Exercise task: All the data below goes into the copy word for word, but the pictures don't.

Record extracts:
▬▬▬▬▬▬

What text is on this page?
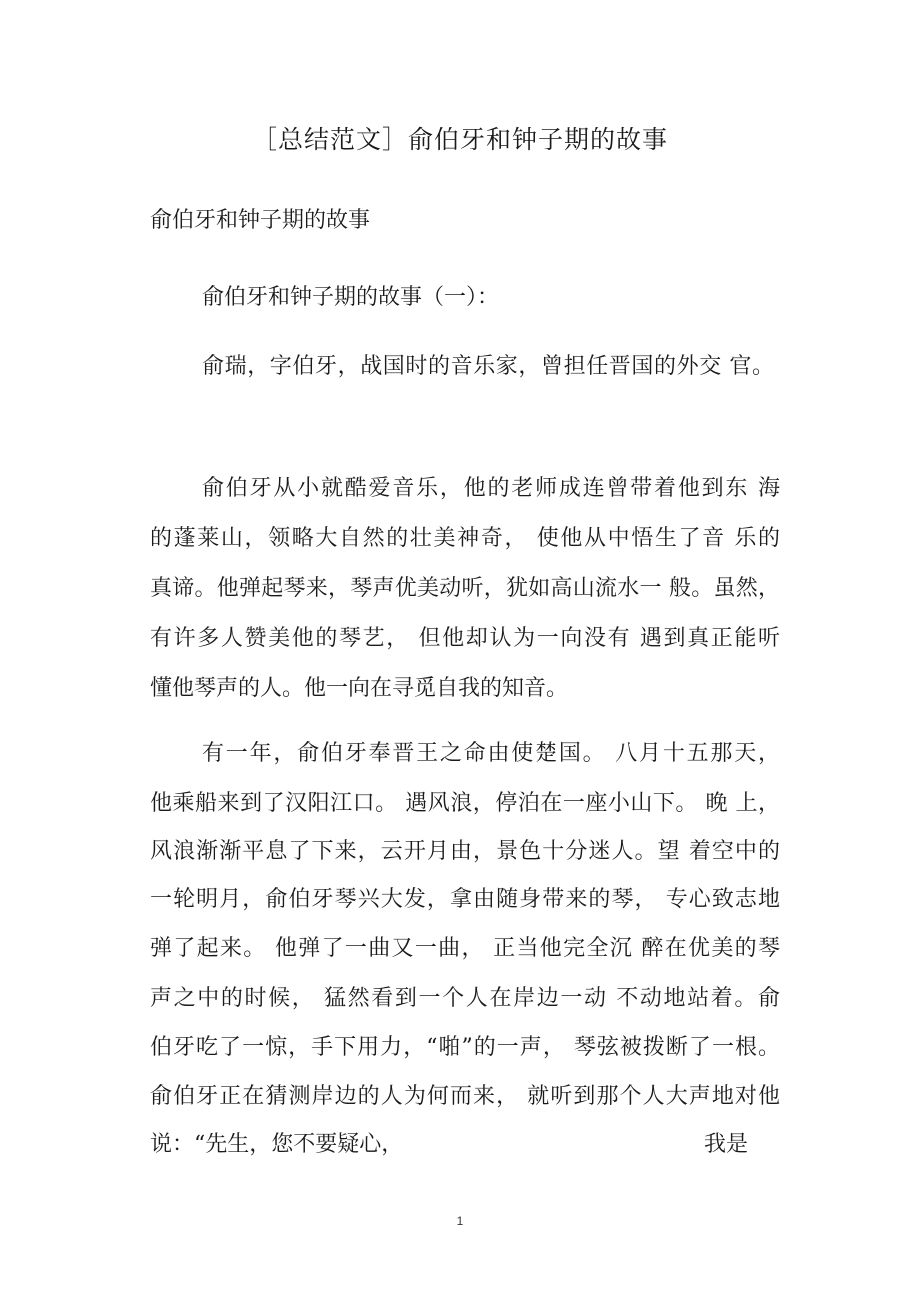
［总结范文］俞伯牙和钟子期的故事
俞伯牙和钟子期的故事
俞伯牙和钟子期的故事（一）：
俞瑞，字伯牙，战国时的音乐家，曾担任晋国的外交 官。
俞伯牙从小就酷爱音乐，他的老师成连曾带着他到东 海
的蓬莱山，领略大自然的壮美神奇， 使他从中悟生了音 乐的
真谛。他弹起琴来，琴声优美动听，犹如高山流水一 般。虽然，
有许多人赞美他的琴艺， 但他却认为一向没有 遇到真正能听
懂他琴声的人。他一向在寻觅自我的知音。
有一年，俞伯牙奉晋王之命由使楚国。 八月十五那天，
他乘船来到了汉阳江口。 遇风浪，停泊在一座小山下。 晚 上，
风浪渐渐平息了下来，云开月由，景色十分迷人。望 着空中的
一轮明月，俞伯牙琴兴大发，拿由随身带来的琴， 专心致志地
弹了起来。 他弹了一曲又一曲， 正当他完全沉 醉在优美的琴
声之中的时候， 猛然看到一个人在岸边一动 不动地站着。俞
伯牙吃了一惊，手下用力，“啪”的一声， 琴弦被拨断了一根。
俞伯牙正在猜测岸边的人为何而来， 就听到那个人大声地对他
说：“先生，您不要疑心，	我是
1
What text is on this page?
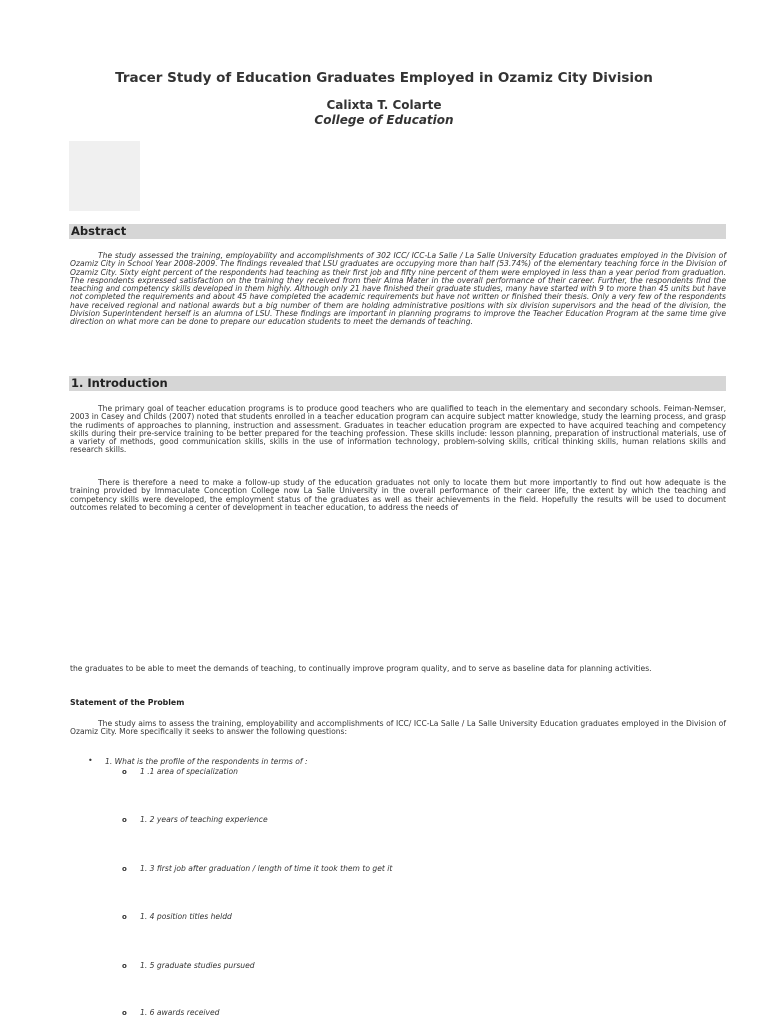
Tracer Study of Education Graduates Employed in Ozamiz City Division
Calixta T. Colarte
College of Education
Abstract

The study assessed the training, employability and accomplishments of 302 ICC/ ICC-La Salle / La Salle University Education graduates employed in the Division of Ozamiz City in School Year 2008-2009. The findings revealed that LSU graduates are occupying more than half (53.74%) of the elementary teaching force in the Division of Ozamiz City. Sixty eight percent of the respondents had teaching as their first job and fifty nine percent of them were employed in less than a year period from graduation. The respondents expressed satisfaction on the training they received from their Alma Mater in the overall performance of their career. Further, the respondents find the teaching and competency skills developed in them highly. Although only 21 have finished their graduate studies, many have started with 9 to more than 45 units but have not completed the requirements and about 45 have completed the academic requirements but have not written or finished their thesis. Only a very few of the respondents have received regional and national awards but a big number of them are holding administrative positions with six division supervisors and the head of the division, the Division Superintendent herself is an alumna of LSU. These findings are important in planning programs to improve the Teacher Education Program at the same time give direction on what more can be done to prepare our education students to meet the demands of teaching.

1. Introduction

The primary goal of teacher education programs is to produce good teachers who are qualified to teach in the elementary and secondary schools. Feiman-Nemser, 2003 in Casey and Childs (2007) noted that students enrolled in a teacher education program can acquire subject matter knowledge, study the learning process, and grasp the rudiments of approaches to planning, instruction and assessment. Graduates in teacher education program are expected to have acquired teaching and competency skills during their pre-service training to be better prepared for the teaching profession. These skills include: lesson planning, preparation of instructional materials, use of a variety of methods, good communication skills, skills in the use of information technology, problem-solving skills, critical thinking skills, human relations skills and research skills.

There is therefore a need to make a follow-up study of the education graduates not only to locate them but more importantly to find out how adequate is the training provided by Immaculate Conception College now La Salle University in the overall performance of their career life, the extent by which the teaching and competency skills were developed, the employment status of the graduates as well as their achievements in the field. Hopefully the results will be used to document outcomes related to becoming a center of development in teacher education, to address the needs of

the graduates to be able to meet the demands of teaching, to continually improve program quality, and to serve as baseline data for planning activities.

Statement of the Problem

The study aims to assess the training, employability and accomplishments of ICC/ ICC-La Salle / La Salle University Education graduates employed in the Division of Ozamiz City. More specifically it seeks to answer the following questions:

• 1. What is the profile of the respondents in terms of :
o 1 .1 area of specialization
o 1. 2 years of teaching experience
o 1. 3 first job after graduation / length of time it took them to get it
o 1. 4 position titles heldd
o 1. 5 graduate studies pursued
o 1. 6 awards received
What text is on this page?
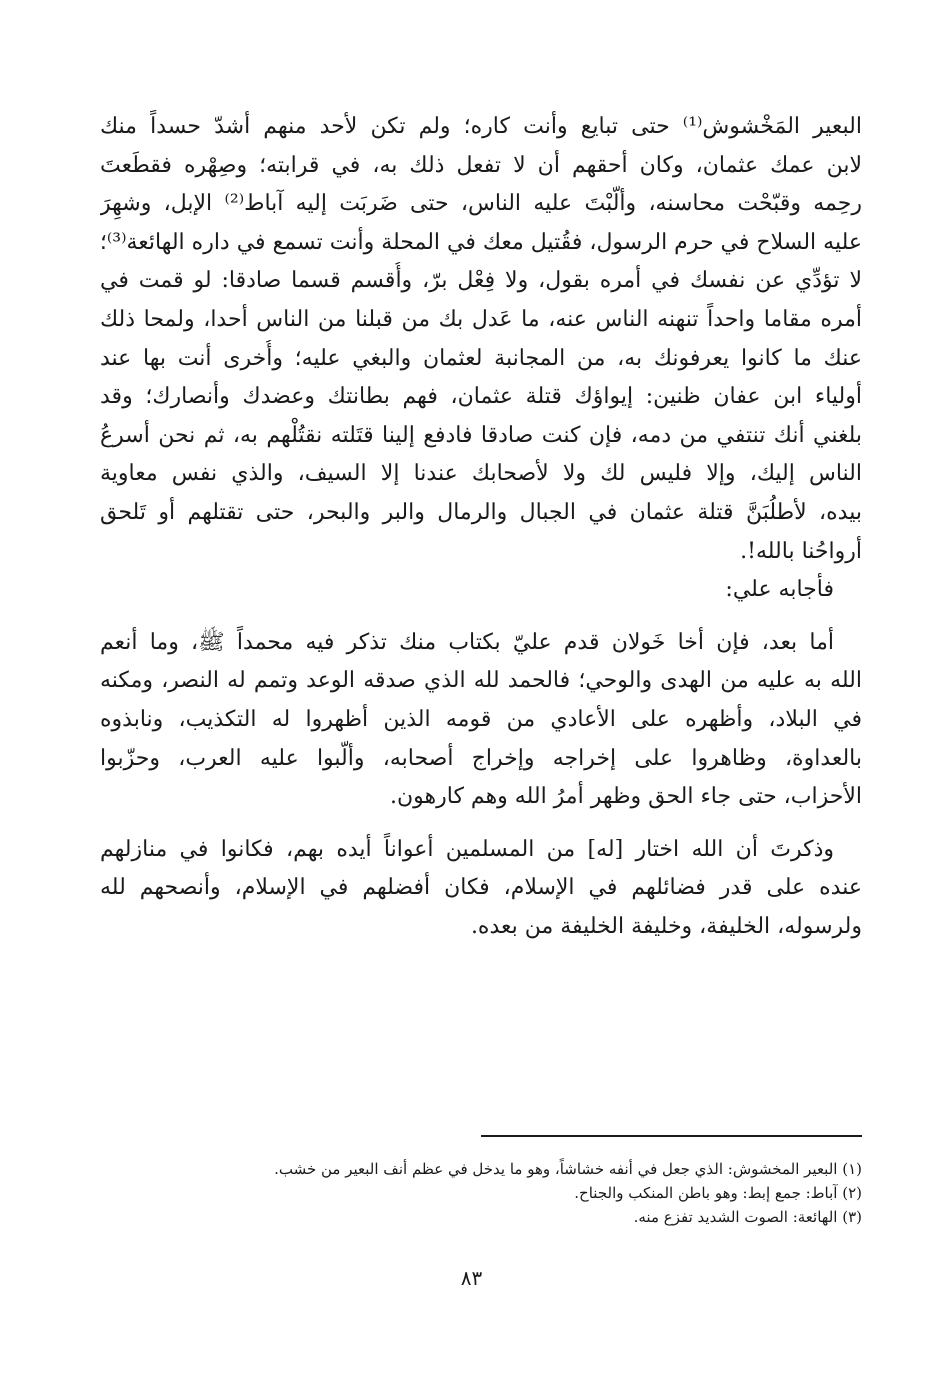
البعير المَخْشوش⁽¹⁾ حتى تبايع وأنت كاره؛ ولم تكن لأحد منهم أشدّ حسداً منك
لابن عمك عثمان، وكان أحقهم أن لا تفعل ذلك به، في قرابته؛ وصِهْره فقطَعتَ
رحِمه وقبّحْت محاسنه، وألّبْتَ عليه الناس، حتى ضَربَت إليه آباط⁽²⁾ الإبل، وشهِرَ
عليه السلاح في حرم الرسول، فقُتيل معك في المحلة وأنت تسمع في داره الهائعة⁽³⁾؛
لا تؤدِّي عن نفسك في أمره بقول، ولا فِعْل برّ، وأُقسم قسما صادقا: لو قمت في
أمره مقاما واحداً تنهنه الناس عنه، ما عَدل بك من قبلنا من الناس أحدا، ولمحا ذلك
عنك ما كانوا يعرفونك به، من المجانبة لعثمان والبغي عليه؛ وأُخرى أنت بها عند
أولياء ابن عفان ظنين: إيواؤك قتلة عثمان، فهم بطانتك وعضدك وأنصارك؛ وقد
بلغني أنك تنتفي من دمه، فإن كنت صادقا فادفع إلينا قتَلته نقتُلْهم به، ثم نحن أسرعُ
الناس إليك، وإلا فليس لك ولا لأصحابك عندنا إلا السيف، والذي نفس معاوية
بيده، لأطلُبَنَّ قتلة عثمان في الجبال والرمال والبر والبحر، حتى تقتلهم أو تَلحق
أرواحُنا بالله!.
فأجابه علي:
أما بعد، فإن أخا خَولان قدم عليّ بكتاب منك تذكر فيه محمداً ﷺ، وما أنعم
الله به عليه من الهدى والوحي؛ فالحمد لله الذي صدقه الوعد وتمم له النصر، ومكنه
في البلاد، وأظهره على الأعادي من قومه الذين أظهروا له التكذيب، ونابذوه
بالعداوة، وظاهروا على إخراجه وإخراج أصحابه، وألّبوا عليه العرب، وحزّبوا
الأحزاب، حتى جاء الحق وظهر أمرُ الله وهم كارهون.
وذكرتَ أن الله اختار [له] من المسلمين أعواناً أيده بهم، فكانوا في منازلهم
عنده على قدر فضائلهم في الإسلام، فكان أفضلهم في الإسلام، وأنصحهم لله
ولرسوله، الخليفة، وخليفة الخليفة من بعده.
(١) البعير المخشوش: الذي جعل في أنفه خشاشاً، وهو ما يدخل في عظم أنف البعير من خشب.
(٢) آباط: جمع إبط: وهو باطن المنكب والجناح.
(٣) الهائعة: الصوت الشديد تفزع منه.
٨٣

▬▬▬▬▬▬

Finished exercise:
What text is on this page?
［总结范文］俞伯牙和钟子期的故事
俞伯牙和钟子期的故事
俞伯牙和钟子期的故事（一）：
俞瑞，字伯牙，战国时的音乐家，曾担任晋国的外交 官。
俞伯牙从小就酷爱音乐，他的老师成连曾带着他到东 海
的蓬莱山，领略大自然的壮美神奇， 使他从中悟生了音 乐的
真谛。他弹起琴来，琴声优美动听，犹如高山流水一 般。虽然，
有许多人赞美他的琴艺， 但他却认为一向没有 遇到真正能听
懂他琴声的人。他一向在寻觅自我的知音。
有一年，俞伯牙奉晋王之命由使楚国。 八月十五那天，
他乘船来到了汉阳江口。 遇风浪，停泊在一座小山下。 晚 上，
风浪渐渐平息了下来，云开月由，景色十分迷人。望 着空中的
一轮明月，俞伯牙琴兴大发，拿由随身带来的琴， 专心致志地
弹了起来。 他弹了一曲又一曲， 正当他完全沉 醉在优美的琴
声之中的时候， 猛然看到一个人在岸边一动 不动地站着。俞
伯牙吃了一惊，手下用力，“啪”的一声， 琴弦被拨断了一根。
俞伯牙正在猜测岸边的人为何而来， 就听到那个人大声地对他
说：“先生，您不要疑心，	我是
1
What text is on this page?
Tracer Study of Education Graduates Employed in Ozamiz City Division
Calixta T. Colarte
College of Education
Abstract

The study assessed the training, employability and accomplishments of 302 ICC/ ICC-La Salle / La Salle University Education graduates employed in the Division of Ozamiz City in School Year 2008-2009. The findings revealed that LSU graduates are occupying more than half (53.74%) of the elementary teaching force in the Division of Ozamiz City. Sixty eight percent of the respondents had teaching as their first job and fifty nine percent of them were employed in less than a year period from graduation. The respondents expressed satisfaction on the training they received from their Alma Mater in the overall performance of their career. Further, the respondents find the teaching and competency skills developed in them highly. Although only 21 have finished their graduate studies, many have started with 9 to more than 45 units but have not completed the requirements and about 45 have completed the academic requirements but have not written or finished their thesis. Only a very few of the respondents have received regional and national awards but a big number of them are holding administrative positions with six division supervisors and the head of the division, the Division Superintendent herself is an alumna of LSU. These findings are important in planning programs to improve the Teacher Education Program at the same time give direction on what more can be done to prepare our education students to meet the demands of teaching.

1. Introduction

The primary goal of teacher education programs is to produce good teachers who are qualified to teach in the elementary and secondary schools. Feiman-Nemser, 2003 in Casey and Childs (2007) noted that students enrolled in a teacher education program can acquire subject matter knowledge, study the learning process, and grasp the rudiments of approaches to planning, instruction and assessment. Graduates in teacher education program are expected to have acquired teaching and competency skills during their pre-service training to be better prepared for the teaching profession. These skills include: lesson planning, preparation of instructional materials, use of a variety of methods, good communication skills, skills in the use of information technology, problem-solving skills, critical thinking skills, human relations skills and research skills.

There is therefore a need to make a follow-up study of the education graduates not only to locate them but more importantly to find out how adequate is the training provided by Immaculate Conception College now La Salle University in the overall performance of their career life, the extent by which the teaching and competency skills were developed, the employment status of the graduates as well as their achievements in the field. Hopefully the results will be used to document outcomes related to becoming a center of development in teacher education, to address the needs of

the graduates to be able to meet the demands of teaching, to continually improve program quality, and to serve as baseline data for planning activities.

Statement of the Problem

The study aims to assess the training, employability and accomplishments of ICC/ ICC-La Salle / La Salle University Education graduates employed in the Division of Ozamiz City. More specifically it seeks to answer the following questions:

• 1. What is the profile of the respondents in terms of :
o 1 .1 area of specialization
o 1. 2 years of teaching experience
o 1. 3 first job after graduation / length of time it took them to get it
o 1. 4 position titles heldd
o 1. 5 graduate studies pursued
o 1. 6 awards received
What text is on this page?
البعير المَخْشوش⁽¹⁾ حتى تبايع وأنت كاره؛ ولم تكن لأحد منهم أشدّ حسداً منك
لابن عمك عثمان، وكان أحقهم أن لا تفعل ذلك به، في قرابته؛ وصِهْره فقطَعتَ
رحِمه وقبّحْت محاسنه، وألّبْتَ عليه الناس، حتى ضَربَت إليه آباط⁽²⁾ الإبل، وشهِرَ
عليه السلاح في حرم الرسول، فقُتيل معك في المحلة وأنت تسمع في داره الهائعة⁽³⁾؛
لا تؤدِّي عن نفسك في أمره بقول، ولا فِعْل برّ، وأُقسم قسما صادقا: لو قمت في
أمره مقاما واحداً تنهنه الناس عنه، ما عَدل بك من قبلنا من الناس أحدا، ولمحا ذلك
عنك ما كانوا يعرفونك به، من المجانبة لعثمان والبغي عليه؛ وأُخرى أنت بها عند
أولياء ابن عفان ظنين: إيواؤك قتلة عثمان، فهم بطانتك وعضدك وأنصارك؛ وقد
بلغني أنك تنتفي من دمه، فإن كنت صادقا فادفع إلينا قتَلته نقتُلْهم به، ثم نحن أسرعُ
الناس إليك، وإلا فليس لك ولا لأصحابك عندنا إلا السيف، والذي نفس معاوية
بيده، لأطلُبَنَّ قتلة عثمان في الجبال والرمال والبر والبحر، حتى تقتلهم أو تَلحق
أرواحُنا بالله!.
فأجابه علي:
أما بعد، فإن أخا خَولان قدم عليّ بكتاب منك تذكر فيه محمداً ﷺ، وما أنعم
الله به عليه من الهدى والوحي؛ فالحمد لله الذي صدقه الوعد وتمم له النصر، ومكنه
في البلاد، وأظهره على الأعادي من قومه الذين أظهروا له التكذيب، ونابذوه
بالعداوة، وظاهروا على إخراجه وإخراج أصحابه، وألّبوا عليه العرب، وحزّبوا
الأحزاب، حتى جاء الحق وظهر أمرُ الله وهم كارهون.
وذكرتَ أن الله اختار [له] من المسلمين أعواناً أيده بهم، فكانوا في منازلهم
عنده على قدر فضائلهم في الإسلام، فكان أفضلهم في الإسلام، وأنصحهم لله
ولرسوله، الخليفة، وخليفة الخليفة من بعده.
(١) البعير المخشوش: الذي جعل في أنفه خشاشاً، وهو ما يدخل في عظم أنف البعير من خشب.
(٢) آباط: جمع إبط: وهو باطن المنكب والجناح.
(٣) الهائعة: الصوت الشديد تفزع منه.
٨٣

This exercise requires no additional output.